▶ [What this task involves]:
Repeat the listing exactly as given, omitting every image.

## Start Exercise input

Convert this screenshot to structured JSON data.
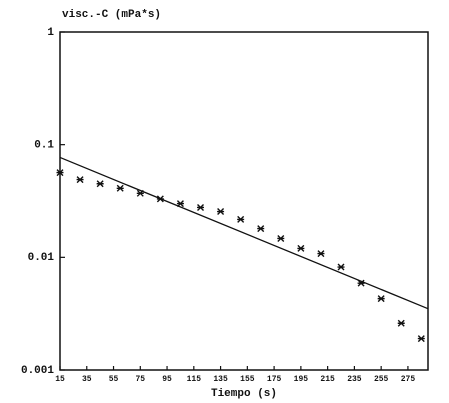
{
  "chart_data": {
    "type": "scatter",
    "title": "visc.-C (mPa*s)",
    "x_label": "Tiempo (s)",
    "xlim": [
      15,
      290
    ],
    "ylim": [
      0.001,
      1
    ],
    "y_scale": "log",
    "xticks": [
      15,
      35,
      55,
      75,
      95,
      115,
      135,
      155,
      175,
      195,
      215,
      235,
      255,
      275
    ],
    "yticks": [
      0.001,
      0.01,
      0.1,
      1
    ],
    "series": [
      {
        "kind": "points",
        "color": "#111111",
        "x": [
          15,
          30,
          45,
          60,
          75,
          90,
          105,
          120,
          135,
          150,
          165,
          180,
          195,
          210,
          225,
          240,
          255,
          270,
          285
        ],
        "values": [
          0.0565,
          0.049,
          0.045,
          0.041,
          0.037,
          0.033,
          0.03,
          0.0277,
          0.0255,
          0.0217,
          0.018,
          0.0147,
          0.012,
          0.0108,
          0.0082,
          0.0059,
          0.0043,
          0.0026,
          0.0019
        ]
      },
      {
        "kind": "line",
        "color": "#111111",
        "x": [
          15,
          290
        ],
        "values": [
          0.077,
          0.0035
        ]
      }
    ]
  }
}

## End Exercise input

▶ [Task answer]:
Convert this screenshot to structured JSON data.
{
  "chart_data": {
    "type": "scatter",
    "title": "visc.-C (mPa*s)",
    "x_label": "Tiempo (s)",
    "xlim": [
      15,
      290
    ],
    "ylim": [
      0.001,
      1
    ],
    "y_scale": "log",
    "xticks": [
      15,
      35,
      55,
      75,
      95,
      115,
      135,
      155,
      175,
      195,
      215,
      235,
      255,
      275
    ],
    "yticks": [
      0.001,
      0.01,
      0.1,
      1
    ],
    "series": [
      {
        "kind": "points",
        "color": "#111111",
        "x": [
          15,
          30,
          45,
          60,
          75,
          90,
          105,
          120,
          135,
          150,
          165,
          180,
          195,
          210,
          225,
          240,
          255,
          270,
          285
        ],
        "values": [
          0.0565,
          0.049,
          0.045,
          0.041,
          0.037,
          0.033,
          0.03,
          0.0277,
          0.0255,
          0.0217,
          0.018,
          0.0147,
          0.012,
          0.0108,
          0.0082,
          0.0059,
          0.0043,
          0.0026,
          0.0019
        ]
      },
      {
        "kind": "line",
        "color": "#111111",
        "x": [
          15,
          290
        ],
        "values": [
          0.077,
          0.0035
        ]
      }
    ]
  }
}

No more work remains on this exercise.